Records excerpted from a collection
____________

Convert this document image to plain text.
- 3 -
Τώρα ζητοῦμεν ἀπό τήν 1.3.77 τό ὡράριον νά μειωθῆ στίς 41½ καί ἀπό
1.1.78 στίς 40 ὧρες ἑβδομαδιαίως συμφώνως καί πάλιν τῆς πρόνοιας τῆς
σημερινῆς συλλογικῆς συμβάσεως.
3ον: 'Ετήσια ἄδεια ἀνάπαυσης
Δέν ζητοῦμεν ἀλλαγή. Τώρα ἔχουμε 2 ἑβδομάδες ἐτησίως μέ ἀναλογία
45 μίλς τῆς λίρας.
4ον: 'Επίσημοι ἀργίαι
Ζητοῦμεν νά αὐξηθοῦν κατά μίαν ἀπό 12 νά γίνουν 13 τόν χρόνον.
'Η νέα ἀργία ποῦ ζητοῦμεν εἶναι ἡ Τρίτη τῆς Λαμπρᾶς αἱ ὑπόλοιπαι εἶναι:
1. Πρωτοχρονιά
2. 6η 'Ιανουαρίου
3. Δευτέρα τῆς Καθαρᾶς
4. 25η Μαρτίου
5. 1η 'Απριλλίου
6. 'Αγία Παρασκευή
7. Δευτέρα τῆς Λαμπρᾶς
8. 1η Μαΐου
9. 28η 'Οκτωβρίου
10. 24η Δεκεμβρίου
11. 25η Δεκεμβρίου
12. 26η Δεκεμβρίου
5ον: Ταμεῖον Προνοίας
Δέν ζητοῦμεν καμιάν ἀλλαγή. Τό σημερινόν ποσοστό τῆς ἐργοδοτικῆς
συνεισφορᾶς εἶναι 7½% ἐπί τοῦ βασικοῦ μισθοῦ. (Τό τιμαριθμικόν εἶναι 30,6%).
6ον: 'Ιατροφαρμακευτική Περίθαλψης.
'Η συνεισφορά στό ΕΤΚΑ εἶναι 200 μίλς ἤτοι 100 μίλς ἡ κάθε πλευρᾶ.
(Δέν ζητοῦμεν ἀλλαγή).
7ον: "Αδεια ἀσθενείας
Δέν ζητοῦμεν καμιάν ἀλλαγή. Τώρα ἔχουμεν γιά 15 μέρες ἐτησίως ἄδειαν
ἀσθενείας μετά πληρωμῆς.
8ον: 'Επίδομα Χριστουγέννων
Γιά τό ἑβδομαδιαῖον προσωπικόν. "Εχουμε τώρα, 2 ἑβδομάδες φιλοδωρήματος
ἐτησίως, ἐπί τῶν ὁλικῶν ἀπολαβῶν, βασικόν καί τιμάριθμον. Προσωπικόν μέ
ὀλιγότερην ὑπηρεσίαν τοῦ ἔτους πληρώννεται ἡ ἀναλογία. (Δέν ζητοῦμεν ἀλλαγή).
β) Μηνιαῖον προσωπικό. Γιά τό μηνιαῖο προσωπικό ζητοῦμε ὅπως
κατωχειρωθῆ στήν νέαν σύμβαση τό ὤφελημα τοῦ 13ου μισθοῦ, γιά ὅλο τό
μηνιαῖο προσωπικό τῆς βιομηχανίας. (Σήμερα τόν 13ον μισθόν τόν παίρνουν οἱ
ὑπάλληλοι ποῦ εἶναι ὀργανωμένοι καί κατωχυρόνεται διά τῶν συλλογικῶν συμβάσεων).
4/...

____________

● **Directive**
Transcribe every record above exactly as it appears.

● **Full output**
Convert this document image to plain text.
- 3 -
Τώρα ζητοῦμεν ἀπό τήν 1.3.77 τό ὡράριον νά μειωθῆ στίς 41½ καί ἀπό
1.1.78 στίς 40 ὧρες ἑβδομαδιαίως συμφώνως καί πάλιν τῆς πρόνοιας τῆς
σημερινῆς συλλογικῆς συμβάσεως.
3ον: 'Ετήσια ἄδεια ἀνάπαυσης
Δέν ζητοῦμεν ἀλλαγή. Τώρα ἔχουμε 2 ἑβδομάδες ἐτησίως μέ ἀναλογία
45 μίλς τῆς λίρας.
4ον: 'Επίσημοι ἀργίαι
Ζητοῦμεν νά αὐξηθοῦν κατά μίαν ἀπό 12 νά γίνουν 13 τόν χρόνον.
'Η νέα ἀργία ποῦ ζητοῦμεν εἶναι ἡ Τρίτη τῆς Λαμπρᾶς αἱ ὑπόλοιπαι εἶναι:
1. Πρωτοχρονιά
2. 6η 'Ιανουαρίου
3. Δευτέρα τῆς Καθαρᾶς
4. 25η Μαρτίου
5. 1η 'Απριλλίου
6. 'Αγία Παρασκευή
7. Δευτέρα τῆς Λαμπρᾶς
8. 1η Μαΐου
9. 28η 'Οκτωβρίου
10. 24η Δεκεμβρίου
11. 25η Δεκεμβρίου
12. 26η Δεκεμβρίου
5ον: Ταμεῖον Προνοίας
Δέν ζητοῦμεν καμιάν ἀλλαγή. Τό σημερινόν ποσοστό τῆς ἐργοδοτικῆς
συνεισφορᾶς εἶναι 7½% ἐπί τοῦ βασικοῦ μισθοῦ. (Τό τιμαριθμικόν εἶναι 30,6%).
6ον: 'Ιατροφαρμακευτική Περίθαλψης.
'Η συνεισφορά στό ΕΤΚΑ εἶναι 200 μίλς ἤτοι 100 μίλς ἡ κάθε πλευρᾶ.
(Δέν ζητοῦμεν ἀλλαγή).
7ον: "Αδεια ἀσθενείας
Δέν ζητοῦμεν καμιάν ἀλλαγή. Τώρα ἔχουμεν γιά 15 μέρες ἐτησίως ἄδειαν
ἀσθενείας μετά πληρωμῆς.
8ον: 'Επίδομα Χριστουγέννων
Γιά τό ἑβδομαδιαῖον προσωπικόν. "Εχουμε τώρα, 2 ἑβδομάδες φιλοδωρήματος
ἐτησίως, ἐπί τῶν ὁλικῶν ἀπολαβῶν, βασικόν καί τιμάριθμον. Προσωπικόν μέ
ὀλιγότερην ὑπηρεσίαν τοῦ ἔτους πληρώννεται ἡ ἀναλογία. (Δέν ζητοῦμεν ἀλλαγή).
β) Μηνιαῖον προσωπικό. Γιά τό μηνιαῖο προσωπικό ζητοῦμε ὅπως
κατωχειρωθῆ στήν νέαν σύμβαση τό ὤφελημα τοῦ 13ου μισθοῦ, γιά ὅλο τό
μηνιαῖο προσωπικό τῆς βιομηχανίας. (Σήμερα τόν 13ον μισθόν τόν παίρνουν οἱ
ὑπάλληλοι ποῦ εἶναι ὀργανωμένοι καί κατωχυρόνεται διά τῶν συλλογικῶν συμβάσεων).
4/...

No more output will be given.